Task details.
Please transcribe the data below exactly. Leave the pictures out.

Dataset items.
- - - - -

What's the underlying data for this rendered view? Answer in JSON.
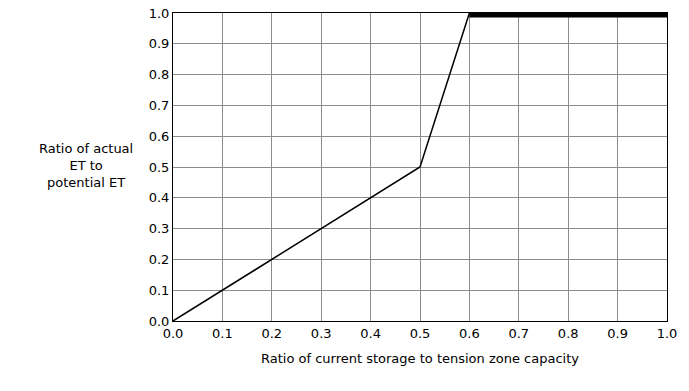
{
  "chart_data": {
    "type": "line",
    "x_label": "Ratio of current storage to tension zone capacity",
    "y_label": [
      "Ratio of actual",
      "ET to",
      "potential ET"
    ],
    "series": [
      {
        "x": [
          0,
          0.5,
          0.6
        ],
        "values": [
          0,
          0.5,
          1.0
        ],
        "color": "#000000",
        "line_style": "thin"
      },
      {
        "x": [
          0.6,
          1.0
        ],
        "values": [
          1.0,
          1.0
        ],
        "color": "#000000",
        "line_style": "thick"
      }
    ],
    "xlim": [
      0,
      1
    ],
    "ylim": [
      0,
      1
    ],
    "xticks": [
      {
        "value": 0,
        "label": "0.0"
      },
      0.1,
      0.2,
      0.3,
      0.4,
      0.5,
      0.6,
      0.7,
      0.8,
      0.9,
      {
        "value": 1,
        "label": "1.0"
      }
    ],
    "yticks": [
      {
        "value": 0,
        "label": "0.0"
      },
      0.1,
      0.2,
      0.3,
      0.4,
      0.5,
      0.6,
      0.7,
      0.8,
      0.9,
      {
        "value": 1,
        "label": "1.0"
      }
    ],
    "grid": true
  }
}
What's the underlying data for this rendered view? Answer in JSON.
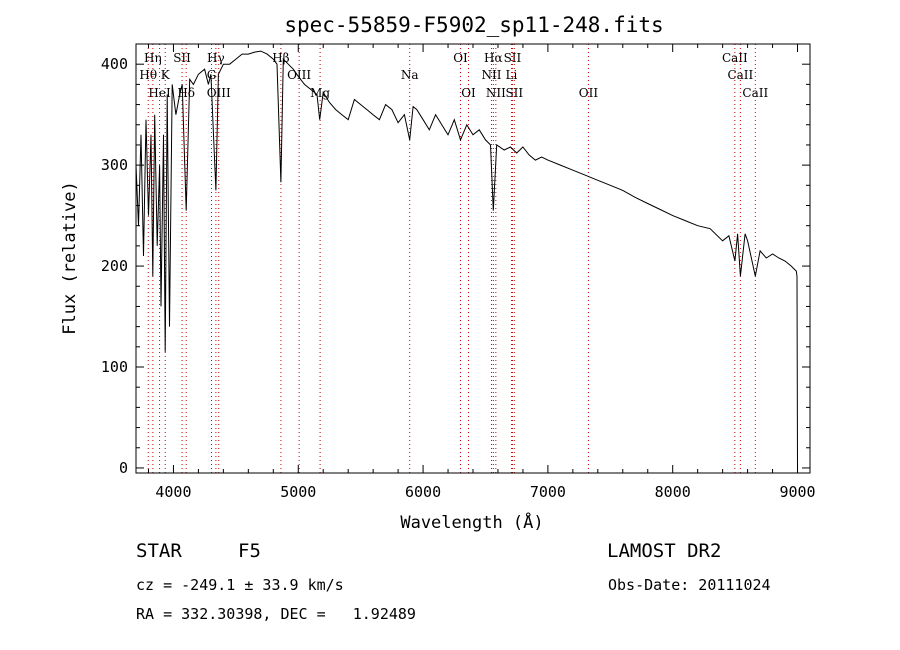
{
  "chart_data": {
    "type": "line",
    "title": "spec-55859-F5902_sp11-248.fits",
    "xlabel": "Wavelength (Å)",
    "ylabel": "Flux (relative)",
    "xlim": [
      3700,
      9100
    ],
    "ylim": [
      -5,
      420
    ],
    "xticks": [
      4000,
      5000,
      6000,
      7000,
      8000,
      9000
    ],
    "yticks": [
      0,
      100,
      200,
      300,
      400
    ],
    "grid": false,
    "line_color": "#000000",
    "marker_color": "#cc0000",
    "series": [
      {
        "x": [
          3700,
          3720,
          3740,
          3760,
          3780,
          3800,
          3820,
          3835,
          3850,
          3870,
          3889,
          3900,
          3920,
          3934,
          3950,
          3968,
          3990,
          4020,
          4050,
          4070,
          4102,
          4130,
          4160,
          4200,
          4250,
          4280,
          4300,
          4340,
          4360,
          4400,
          4450,
          4500,
          4550,
          4600,
          4650,
          4700,
          4750,
          4800,
          4830,
          4861,
          4880,
          4920,
          4960,
          5000,
          5050,
          5100,
          5150,
          5172,
          5200,
          5250,
          5300,
          5350,
          5400,
          5450,
          5500,
          5550,
          5600,
          5650,
          5700,
          5750,
          5800,
          5850,
          5893,
          5920,
          5950,
          6000,
          6050,
          6100,
          6150,
          6200,
          6250,
          6300,
          6350,
          6400,
          6450,
          6500,
          6540,
          6563,
          6590,
          6650,
          6700,
          6750,
          6800,
          6850,
          6900,
          6950,
          7000,
          7100,
          7200,
          7300,
          7400,
          7500,
          7600,
          7700,
          7800,
          7900,
          8000,
          8100,
          8200,
          8300,
          8400,
          8450,
          8498,
          8520,
          8542,
          8580,
          8600,
          8662,
          8700,
          8750,
          8800,
          8850,
          8900,
          8950,
          8990,
          8996,
          9000
        ],
        "y": [
          300,
          240,
          330,
          210,
          345,
          250,
          330,
          190,
          350,
          220,
          300,
          160,
          330,
          115,
          370,
          140,
          380,
          350,
          370,
          380,
          255,
          385,
          380,
          390,
          395,
          380,
          390,
          275,
          390,
          400,
          400,
          405,
          410,
          410,
          412,
          413,
          410,
          405,
          400,
          283,
          405,
          400,
          395,
          388,
          380,
          375,
          370,
          345,
          372,
          362,
          355,
          350,
          345,
          365,
          360,
          355,
          350,
          345,
          360,
          355,
          342,
          350,
          325,
          358,
          355,
          345,
          335,
          350,
          340,
          330,
          345,
          325,
          340,
          330,
          335,
          325,
          320,
          255,
          320,
          315,
          318,
          312,
          318,
          310,
          305,
          308,
          305,
          300,
          295,
          290,
          285,
          280,
          275,
          268,
          262,
          256,
          250,
          245,
          240,
          237,
          225,
          230,
          205,
          232,
          190,
          232,
          225,
          190,
          215,
          208,
          212,
          208,
          205,
          200,
          195,
          190,
          0
        ]
      }
    ],
    "line_markers": [
      {
        "label": "Hη",
        "x": 3835,
        "row": 1
      },
      {
        "label": "Hθ",
        "x": 3798,
        "row": 2
      },
      {
        "label": "K",
        "x": 3934,
        "row": 2
      },
      {
        "label": "HeI",
        "x": 3889,
        "row": 3
      },
      {
        "label": "SII",
        "x": 4069,
        "row": 1
      },
      {
        "label": "Hδ",
        "x": 4102,
        "row": 3
      },
      {
        "label": "Hγ",
        "x": 4340,
        "row": 1
      },
      {
        "label": "G",
        "x": 4305,
        "row": 2
      },
      {
        "label": "OIII",
        "x": 4363,
        "row": 3
      },
      {
        "label": "Hβ",
        "x": 4861,
        "row": 1
      },
      {
        "label": "OIII",
        "x": 5007,
        "row": 2
      },
      {
        "label": "Mg",
        "x": 5175,
        "row": 3
      },
      {
        "label": "Na",
        "x": 5893,
        "row": 2
      },
      {
        "label": "OI",
        "x": 6300,
        "row": 1
      },
      {
        "label": "OI",
        "x": 6364,
        "row": 3
      },
      {
        "label": "Hα",
        "x": 6563,
        "row": 1
      },
      {
        "label": "SII",
        "x": 6716,
        "row": 1
      },
      {
        "label": "NII",
        "x": 6548,
        "row": 2
      },
      {
        "label": "Li",
        "x": 6708,
        "row": 2
      },
      {
        "label": "NII",
        "x": 6583,
        "row": 3
      },
      {
        "label": "SII",
        "x": 6731,
        "row": 3
      },
      {
        "label": "OII",
        "x": 7325,
        "row": 3
      },
      {
        "label": "CaII",
        "x": 8498,
        "row": 1
      },
      {
        "label": "CaII",
        "x": 8542,
        "row": 2
      },
      {
        "label": "CaII",
        "x": 8662,
        "row": 3
      }
    ]
  },
  "footer": {
    "object_class": "STAR",
    "subclass": "F5",
    "survey": "LAMOST DR2",
    "redshift": "cz = -249.1 ± 33.9 km/s",
    "obs_date": "Obs-Date: 20111024",
    "coords": "RA = 332.30398, DEC =   1.92489"
  }
}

- - - - -

The solution.
What's the underlying data for this rendered view? Answer in JSON.
{
  "chart_data": {
    "type": "line",
    "x_label": "Ratio of current storage to tension zone capacity",
    "y_label": [
      "Ratio of actual",
      "ET to",
      "potential ET"
    ],
    "series": [
      {
        "x": [
          0,
          0.5,
          0.6
        ],
        "values": [
          0,
          0.5,
          1.0
        ],
        "color": "#000000",
        "line_style": "thin"
      },
      {
        "x": [
          0.6,
          1.0
        ],
        "values": [
          1.0,
          1.0
        ],
        "color": "#000000",
        "line_style": "thick"
      }
    ],
    "xlim": [
      0,
      1
    ],
    "ylim": [
      0,
      1
    ],
    "xticks": [
      {
        "value": 0,
        "label": "0.0"
      },
      0.1,
      0.2,
      0.3,
      0.4,
      0.5,
      0.6,
      0.7,
      0.8,
      0.9,
      {
        "value": 1,
        "label": "1.0"
      }
    ],
    "yticks": [
      {
        "value": 0,
        "label": "0.0"
      },
      0.1,
      0.2,
      0.3,
      0.4,
      0.5,
      0.6,
      0.7,
      0.8,
      0.9,
      {
        "value": 1,
        "label": "1.0"
      }
    ],
    "grid": true
  }
}
What's the underlying data for this rendered view? Answer in JSON.
{
  "chart_data": {
    "type": "line",
    "title": "spec-55859-F5902_sp11-248.fits",
    "xlabel": "Wavelength (Å)",
    "ylabel": "Flux (relative)",
    "xlim": [
      3700,
      9100
    ],
    "ylim": [
      -5,
      420
    ],
    "xticks": [
      4000,
      5000,
      6000,
      7000,
      8000,
      9000
    ],
    "yticks": [
      0,
      100,
      200,
      300,
      400
    ],
    "grid": false,
    "line_color": "#000000",
    "marker_color": "#cc0000",
    "series": [
      {
        "x": [
          3700,
          3720,
          3740,
          3760,
          3780,
          3800,
          3820,
          3835,
          3850,
          3870,
          3889,
          3900,
          3920,
          3934,
          3950,
          3968,
          3990,
          4020,
          4050,
          4070,
          4102,
          4130,
          4160,
          4200,
          4250,
          4280,
          4300,
          4340,
          4360,
          4400,
          4450,
          4500,
          4550,
          4600,
          4650,
          4700,
          4750,
          4800,
          4830,
          4861,
          4880,
          4920,
          4960,
          5000,
          5050,
          5100,
          5150,
          5172,
          5200,
          5250,
          5300,
          5350,
          5400,
          5450,
          5500,
          5550,
          5600,
          5650,
          5700,
          5750,
          5800,
          5850,
          5893,
          5920,
          5950,
          6000,
          6050,
          6100,
          6150,
          6200,
          6250,
          6300,
          6350,
          6400,
          6450,
          6500,
          6540,
          6563,
          6590,
          6650,
          6700,
          6750,
          6800,
          6850,
          6900,
          6950,
          7000,
          7100,
          7200,
          7300,
          7400,
          7500,
          7600,
          7700,
          7800,
          7900,
          8000,
          8100,
          8200,
          8300,
          8400,
          8450,
          8498,
          8520,
          8542,
          8580,
          8600,
          8662,
          8700,
          8750,
          8800,
          8850,
          8900,
          8950,
          8990,
          8996,
          9000
        ],
        "y": [
          300,
          240,
          330,
          210,
          345,
          250,
          330,
          190,
          350,
          220,
          300,
          160,
          330,
          115,
          370,
          140,
          380,
          350,
          370,
          380,
          255,
          385,
          380,
          390,
          395,
          380,
          390,
          275,
          390,
          400,
          400,
          405,
          410,
          410,
          412,
          413,
          410,
          405,
          400,
          283,
          405,
          400,
          395,
          388,
          380,
          375,
          370,
          345,
          372,
          362,
          355,
          350,
          345,
          365,
          360,
          355,
          350,
          345,
          360,
          355,
          342,
          350,
          325,
          358,
          355,
          345,
          335,
          350,
          340,
          330,
          345,
          325,
          340,
          330,
          335,
          325,
          320,
          255,
          320,
          315,
          318,
          312,
          318,
          310,
          305,
          308,
          305,
          300,
          295,
          290,
          285,
          280,
          275,
          268,
          262,
          256,
          250,
          245,
          240,
          237,
          225,
          230,
          205,
          232,
          190,
          232,
          225,
          190,
          215,
          208,
          212,
          208,
          205,
          200,
          195,
          190,
          0
        ]
      }
    ],
    "line_markers": [
      {
        "label": "Hη",
        "x": 3835,
        "row": 1
      },
      {
        "label": "Hθ",
        "x": 3798,
        "row": 2
      },
      {
        "label": "K",
        "x": 3934,
        "row": 2
      },
      {
        "label": "HeI",
        "x": 3889,
        "row": 3
      },
      {
        "label": "SII",
        "x": 4069,
        "row": 1
      },
      {
        "label": "Hδ",
        "x": 4102,
        "row": 3
      },
      {
        "label": "Hγ",
        "x": 4340,
        "row": 1
      },
      {
        "label": "G",
        "x": 4305,
        "row": 2
      },
      {
        "label": "OIII",
        "x": 4363,
        "row": 3
      },
      {
        "label": "Hβ",
        "x": 4861,
        "row": 1
      },
      {
        "label": "OIII",
        "x": 5007,
        "row": 2
      },
      {
        "label": "Mg",
        "x": 5175,
        "row": 3
      },
      {
        "label": "Na",
        "x": 5893,
        "row": 2
      },
      {
        "label": "OI",
        "x": 6300,
        "row": 1
      },
      {
        "label": "OI",
        "x": 6364,
        "row": 3
      },
      {
        "label": "Hα",
        "x": 6563,
        "row": 1
      },
      {
        "label": "SII",
        "x": 6716,
        "row": 1
      },
      {
        "label": "NII",
        "x": 6548,
        "row": 2
      },
      {
        "label": "Li",
        "x": 6708,
        "row": 2
      },
      {
        "label": "NII",
        "x": 6583,
        "row": 3
      },
      {
        "label": "SII",
        "x": 6731,
        "row": 3
      },
      {
        "label": "OII",
        "x": 7325,
        "row": 3
      },
      {
        "label": "CaII",
        "x": 8498,
        "row": 1
      },
      {
        "label": "CaII",
        "x": 8542,
        "row": 2
      },
      {
        "label": "CaII",
        "x": 8662,
        "row": 3
      }
    ]
  },
  "footer": {
    "object_class": "STAR",
    "subclass": "F5",
    "survey": "LAMOST DR2",
    "redshift": "cz = -249.1 ± 33.9 km/s",
    "obs_date": "Obs-Date: 20111024",
    "coords": "RA = 332.30398, DEC =   1.92489"
  }
}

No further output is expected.